***** Extracted material *****

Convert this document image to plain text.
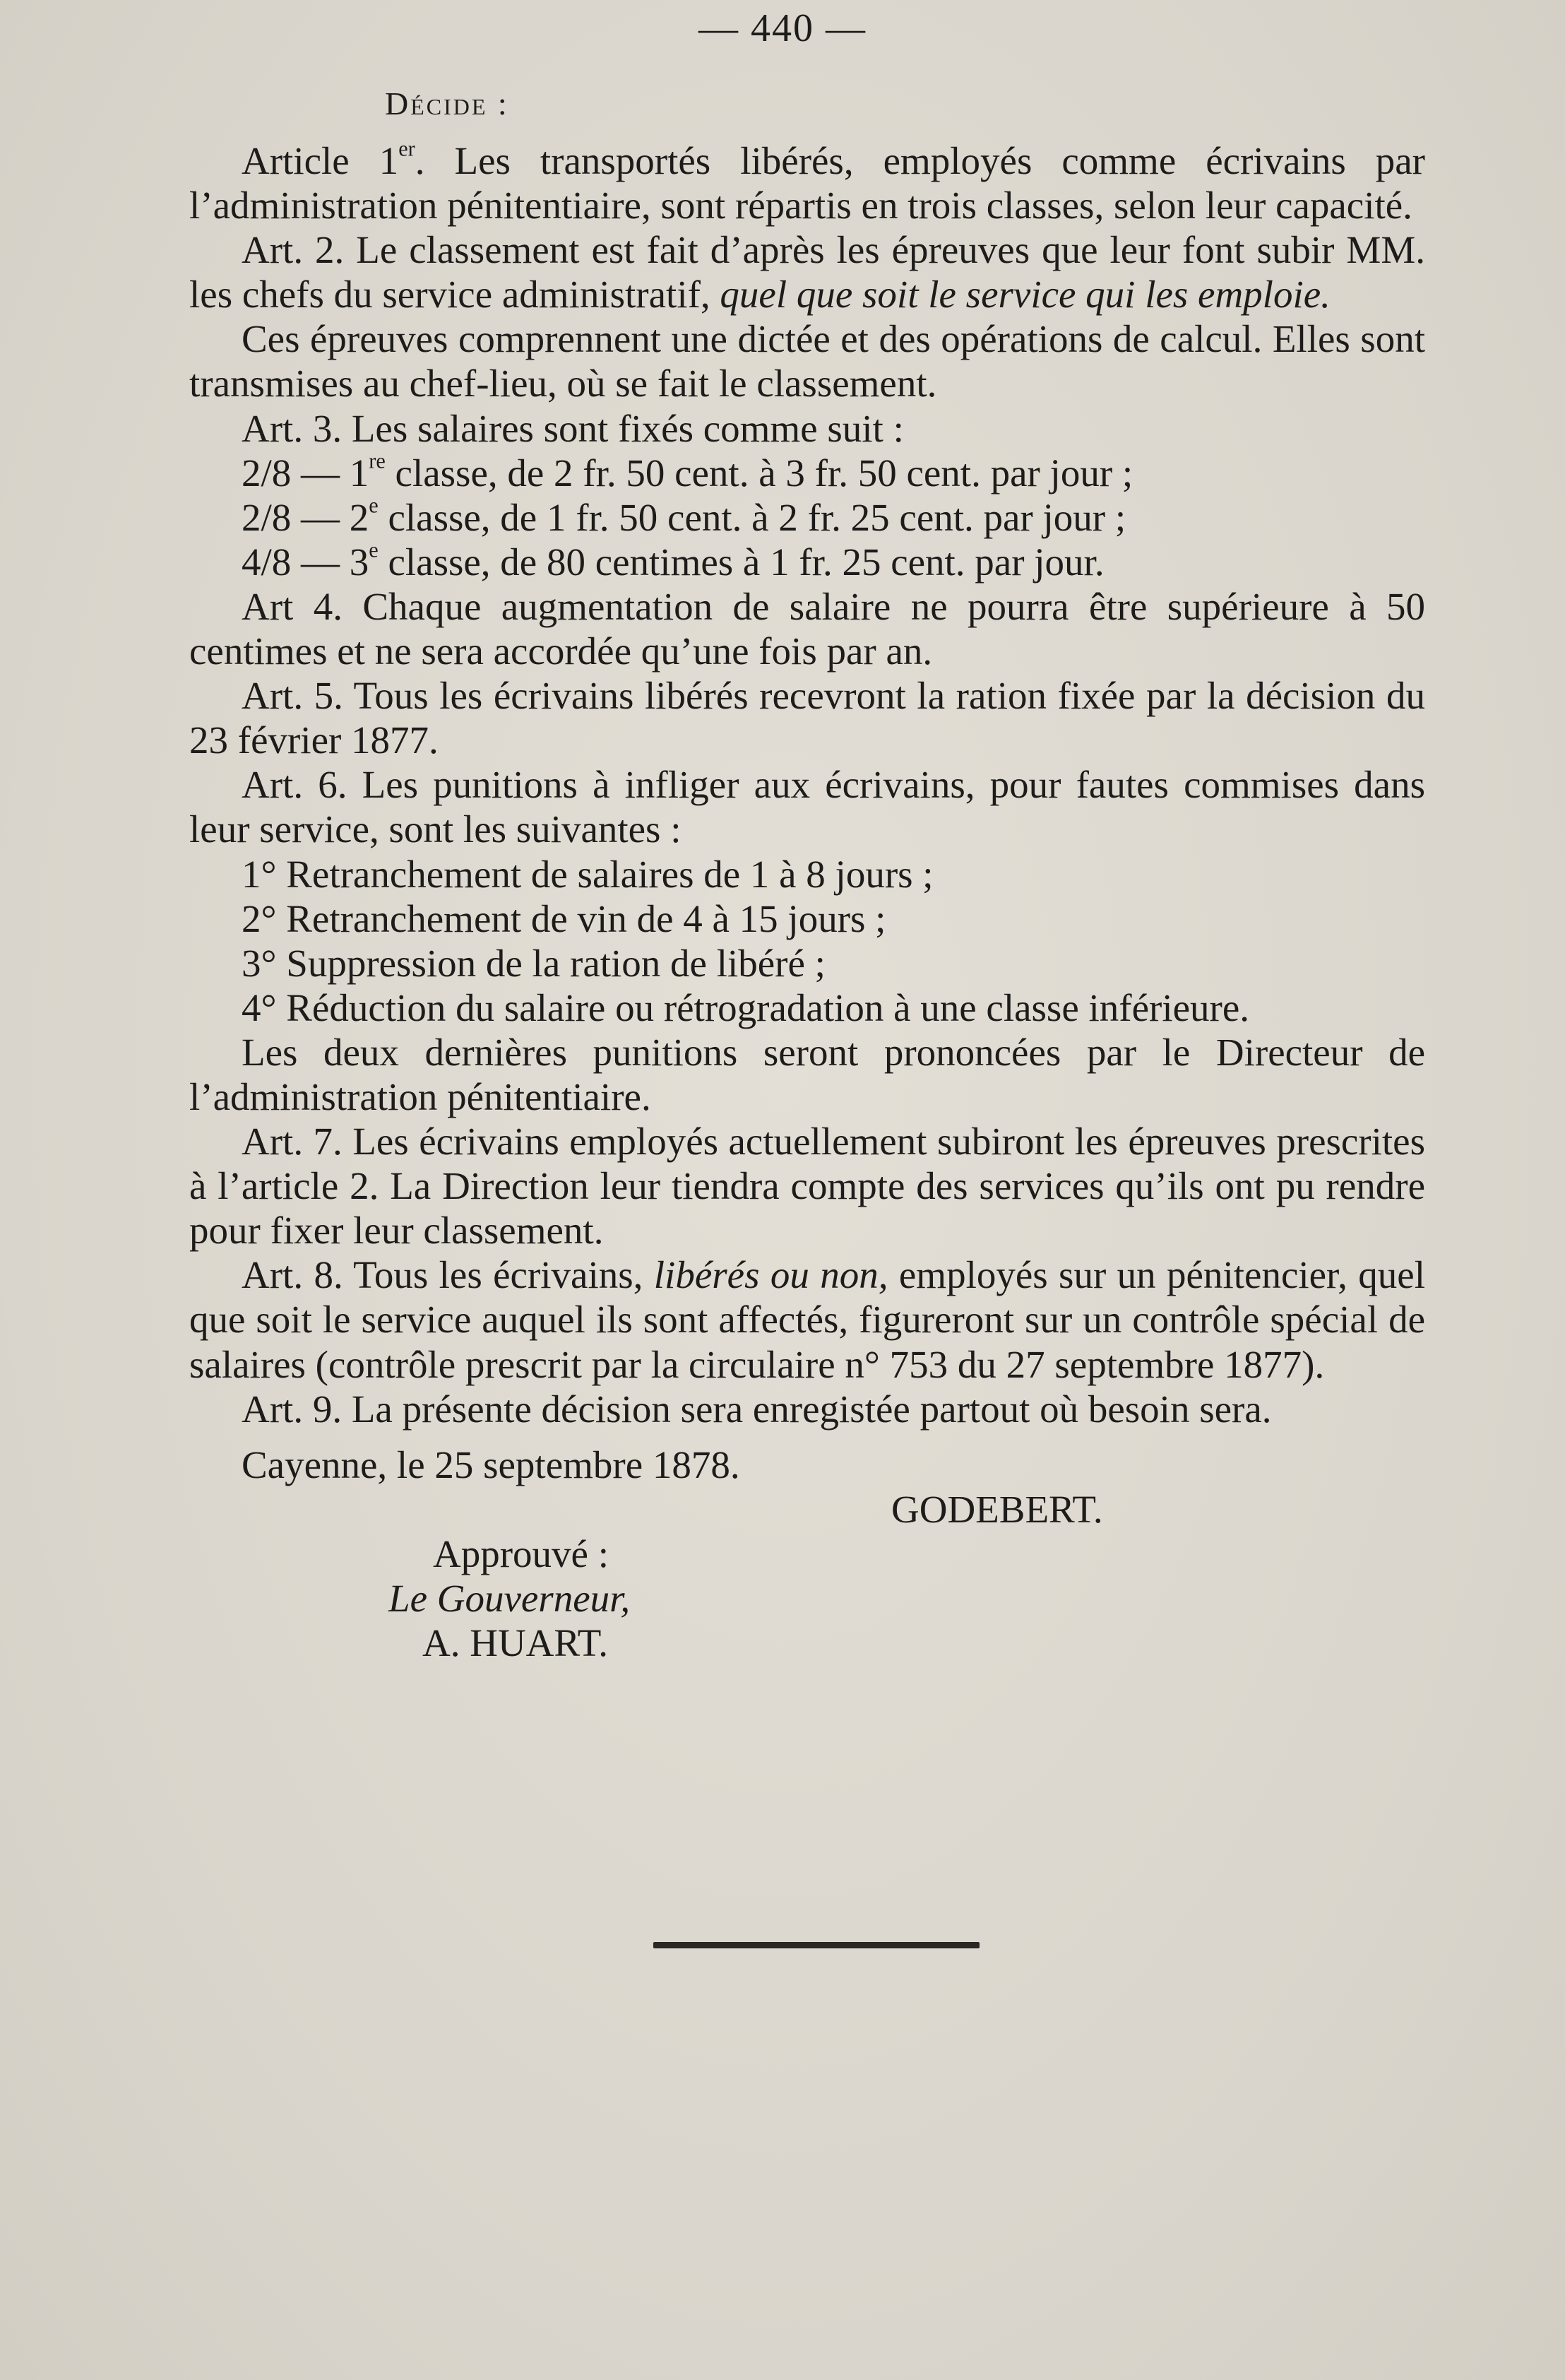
— 440 —
Décide :
Article 1er. Les transportés libérés, employés comme écrivains par l’administration pénitentiaire, sont répartis en trois classes, selon leur capacité.
Art. 2. Le classement est fait d’après les épreuves que leur font subir MM. les chefs du service administratif, quel que soit le service qui les emploie.
Ces épreuves comprennent une dictée et des opérations de calcul. Elles sont transmises au chef-lieu, où se fait le classement.
Art. 3. Les salaires sont fixés comme suit :
2/8 — 1re classe, de 2 fr. 50 cent. à 3 fr. 50 cent. par jour ;
2/8 — 2e classe, de 1 fr. 50 cent. à 2 fr. 25 cent. par jour ;
4/8 — 3e classe, de 80 centimes à 1 fr. 25 cent. par jour.
Art 4. Chaque augmentation de salaire ne pourra être supérieure à 50 centimes et ne sera accordée qu’une fois par an.
Art. 5. Tous les écrivains libérés recevront la ration fixée par la décision du 23 février 1877.
Art. 6. Les punitions à infliger aux écrivains, pour fautes commises dans leur service, sont les suivantes :
1° Retranchement de salaires de 1 à 8 jours ;
2° Retranchement de vin de 4 à 15 jours ;
3° Suppression de la ration de libéré ;
4° Réduction du salaire ou rétrogradation à une classe inférieure.
Les deux dernières punitions seront prononcées par le Directeur de l’administration pénitentiaire.
Art. 7. Les écrivains employés actuellement subiront les épreuves prescrites à l’article 2. La Direction leur tiendra compte des services qu’ils ont pu rendre pour fixer leur classement.
Art. 8. Tous les écrivains, libérés ou non, employés sur un pénitencier, quel que soit le service auquel ils sont affectés, figureront sur un contrôle spécial de salaires (contrôle prescrit par la circulaire n° 753 du 27 septembre 1877).
Art. 9. La présente décision sera enregistée partout où besoin sera.
Cayenne, le 25 septembre 1878.
GODEBERT.
Approuvé :
Le Gouverneur,
A. HUART.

*****

● **Exercise details**
Would you mind returning each entry above word for word, skipping the images?

● **Exercise solution**
Convert this document image to plain text.
— 440 —
Décide :
Article 1er. Les transportés libérés, employés comme écrivains par l’administration pénitentiaire, sont répartis en trois classes, selon leur capacité.
Art. 2. Le classement est fait d’après les épreuves que leur font subir MM. les chefs du service administratif, quel que soit le service qui les emploie.
Ces épreuves comprennent une dictée et des opérations de calcul. Elles sont transmises au chef-lieu, où se fait le classement.
Art. 3. Les salaires sont fixés comme suit :
2/8 — 1re classe, de 2 fr. 50 cent. à 3 fr. 50 cent. par jour ;
2/8 — 2e classe, de 1 fr. 50 cent. à 2 fr. 25 cent. par jour ;
4/8 — 3e classe, de 80 centimes à 1 fr. 25 cent. par jour.
Art 4. Chaque augmentation de salaire ne pourra être supérieure à 50 centimes et ne sera accordée qu’une fois par an.
Art. 5. Tous les écrivains libérés recevront la ration fixée par la décision du 23 février 1877.
Art. 6. Les punitions à infliger aux écrivains, pour fautes commises dans leur service, sont les suivantes :
1° Retranchement de salaires de 1 à 8 jours ;
2° Retranchement de vin de 4 à 15 jours ;
3° Suppression de la ration de libéré ;
4° Réduction du salaire ou rétrogradation à une classe inférieure.
Les deux dernières punitions seront prononcées par le Directeur de l’administration pénitentiaire.
Art. 7. Les écrivains employés actuellement subiront les épreuves prescrites à l’article 2. La Direction leur tiendra compte des services qu’ils ont pu rendre pour fixer leur classement.
Art. 8. Tous les écrivains, libérés ou non, employés sur un pénitencier, quel que soit le service auquel ils sont affectés, figureront sur un contrôle spécial de salaires (contrôle prescrit par la circulaire n° 753 du 27 septembre 1877).
Art. 9. La présente décision sera enregistée partout où besoin sera.
Cayenne, le 25 septembre 1878.
GODEBERT.
Approuvé :
Le Gouverneur,
A. HUART.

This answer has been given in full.